--- begin Data for the task ---

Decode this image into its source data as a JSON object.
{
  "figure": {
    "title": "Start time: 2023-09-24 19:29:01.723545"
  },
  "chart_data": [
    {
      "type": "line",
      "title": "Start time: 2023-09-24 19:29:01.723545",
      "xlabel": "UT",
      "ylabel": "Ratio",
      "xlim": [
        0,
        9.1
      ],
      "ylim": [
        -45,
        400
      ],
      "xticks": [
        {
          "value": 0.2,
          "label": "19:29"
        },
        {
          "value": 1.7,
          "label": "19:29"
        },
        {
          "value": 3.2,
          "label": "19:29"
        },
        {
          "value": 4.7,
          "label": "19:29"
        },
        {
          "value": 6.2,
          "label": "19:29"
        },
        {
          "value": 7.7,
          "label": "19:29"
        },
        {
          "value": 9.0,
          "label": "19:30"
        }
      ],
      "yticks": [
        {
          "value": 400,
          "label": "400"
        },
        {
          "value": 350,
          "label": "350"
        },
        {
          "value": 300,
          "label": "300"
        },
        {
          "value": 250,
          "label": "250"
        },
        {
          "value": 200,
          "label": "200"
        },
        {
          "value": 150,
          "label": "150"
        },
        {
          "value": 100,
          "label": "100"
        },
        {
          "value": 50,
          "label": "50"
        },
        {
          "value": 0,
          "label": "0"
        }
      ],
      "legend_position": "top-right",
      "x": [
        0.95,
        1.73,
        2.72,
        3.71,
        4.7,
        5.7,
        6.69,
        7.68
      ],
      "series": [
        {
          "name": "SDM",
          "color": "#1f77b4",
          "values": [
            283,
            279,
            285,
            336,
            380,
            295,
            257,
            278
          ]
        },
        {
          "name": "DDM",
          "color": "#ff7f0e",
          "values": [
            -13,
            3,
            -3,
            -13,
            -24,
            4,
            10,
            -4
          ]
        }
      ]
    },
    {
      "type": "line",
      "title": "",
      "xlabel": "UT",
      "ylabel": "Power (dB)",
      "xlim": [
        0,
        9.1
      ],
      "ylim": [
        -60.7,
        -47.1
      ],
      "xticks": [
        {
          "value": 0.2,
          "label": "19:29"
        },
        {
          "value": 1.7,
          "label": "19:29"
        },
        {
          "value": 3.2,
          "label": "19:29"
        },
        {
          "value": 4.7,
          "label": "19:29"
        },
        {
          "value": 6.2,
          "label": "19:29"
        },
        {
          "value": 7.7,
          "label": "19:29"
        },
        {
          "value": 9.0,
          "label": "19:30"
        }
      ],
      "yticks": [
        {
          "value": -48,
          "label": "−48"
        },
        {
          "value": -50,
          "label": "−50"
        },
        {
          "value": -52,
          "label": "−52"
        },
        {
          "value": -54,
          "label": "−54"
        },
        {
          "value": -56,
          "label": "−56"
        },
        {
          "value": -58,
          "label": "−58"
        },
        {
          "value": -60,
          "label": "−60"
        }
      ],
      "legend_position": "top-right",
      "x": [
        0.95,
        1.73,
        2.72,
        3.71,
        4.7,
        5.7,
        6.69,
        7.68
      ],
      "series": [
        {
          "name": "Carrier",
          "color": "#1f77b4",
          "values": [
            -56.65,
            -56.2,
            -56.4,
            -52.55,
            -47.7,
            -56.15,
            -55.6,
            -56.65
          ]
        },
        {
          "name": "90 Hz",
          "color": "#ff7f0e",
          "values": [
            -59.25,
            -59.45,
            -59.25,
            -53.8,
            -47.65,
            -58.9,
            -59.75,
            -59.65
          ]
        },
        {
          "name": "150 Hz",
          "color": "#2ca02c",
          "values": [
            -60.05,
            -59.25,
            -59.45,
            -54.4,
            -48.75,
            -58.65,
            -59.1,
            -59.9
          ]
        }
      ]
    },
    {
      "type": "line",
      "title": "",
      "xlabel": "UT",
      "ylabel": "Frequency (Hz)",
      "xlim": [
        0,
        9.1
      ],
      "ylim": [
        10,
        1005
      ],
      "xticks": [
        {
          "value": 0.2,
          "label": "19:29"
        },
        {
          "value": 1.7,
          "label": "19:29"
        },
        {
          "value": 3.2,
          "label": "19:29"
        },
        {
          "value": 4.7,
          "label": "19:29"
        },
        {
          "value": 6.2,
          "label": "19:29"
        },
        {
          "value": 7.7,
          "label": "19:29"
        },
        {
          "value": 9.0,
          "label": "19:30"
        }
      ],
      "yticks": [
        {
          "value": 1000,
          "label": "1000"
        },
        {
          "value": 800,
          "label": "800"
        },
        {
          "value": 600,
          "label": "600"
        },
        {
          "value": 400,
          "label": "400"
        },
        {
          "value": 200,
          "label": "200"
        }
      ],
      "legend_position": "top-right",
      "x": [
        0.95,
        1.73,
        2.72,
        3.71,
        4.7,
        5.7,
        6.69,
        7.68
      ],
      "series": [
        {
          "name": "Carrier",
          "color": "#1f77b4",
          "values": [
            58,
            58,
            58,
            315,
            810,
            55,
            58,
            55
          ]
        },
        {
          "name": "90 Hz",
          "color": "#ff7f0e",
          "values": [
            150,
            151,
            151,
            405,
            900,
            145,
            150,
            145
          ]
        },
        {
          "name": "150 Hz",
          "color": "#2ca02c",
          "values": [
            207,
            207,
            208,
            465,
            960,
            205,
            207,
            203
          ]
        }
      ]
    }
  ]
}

--- end Data for the task ---

> [Your objective]: Filter out every line that lacks the word "ylabel", and copy the rest.

> [Final answer]:
      "ylabel": "Ratio",
      "ylabel": "Power (dB)",
      "ylabel": "Frequency (Hz)",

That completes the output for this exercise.